-- Aim --
Using the data below, gather each line that includes the word "text".

***** Exercise input

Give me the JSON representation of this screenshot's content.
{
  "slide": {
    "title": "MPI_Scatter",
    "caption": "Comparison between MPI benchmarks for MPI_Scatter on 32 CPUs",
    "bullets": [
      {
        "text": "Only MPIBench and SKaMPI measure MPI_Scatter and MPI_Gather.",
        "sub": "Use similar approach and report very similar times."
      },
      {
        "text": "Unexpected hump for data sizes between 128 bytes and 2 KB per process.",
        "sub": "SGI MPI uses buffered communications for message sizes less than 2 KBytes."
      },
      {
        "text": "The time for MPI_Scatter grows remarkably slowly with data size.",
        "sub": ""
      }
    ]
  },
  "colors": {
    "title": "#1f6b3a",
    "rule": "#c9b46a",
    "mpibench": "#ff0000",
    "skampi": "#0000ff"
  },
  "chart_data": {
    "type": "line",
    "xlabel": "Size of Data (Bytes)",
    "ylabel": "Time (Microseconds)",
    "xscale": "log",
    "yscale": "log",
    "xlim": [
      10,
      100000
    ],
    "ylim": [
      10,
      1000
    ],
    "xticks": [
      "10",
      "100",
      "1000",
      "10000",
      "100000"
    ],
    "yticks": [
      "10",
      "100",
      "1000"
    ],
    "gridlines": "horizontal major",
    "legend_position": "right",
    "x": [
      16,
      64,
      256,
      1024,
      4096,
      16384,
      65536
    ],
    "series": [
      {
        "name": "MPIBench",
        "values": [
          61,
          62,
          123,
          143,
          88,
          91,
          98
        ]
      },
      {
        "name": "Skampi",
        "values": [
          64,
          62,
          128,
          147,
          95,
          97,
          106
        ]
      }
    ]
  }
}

**********

-- Expected answer --
        "text": "Only MPIBench and SKaMPI measure MPI_Scatter and MPI_Gather.",
        "text": "Unexpected hump for data sizes between 128 bytes and 2 KB per process.",
        "text": "The time for MPI_Scatter grows remarkably slowly with data size.",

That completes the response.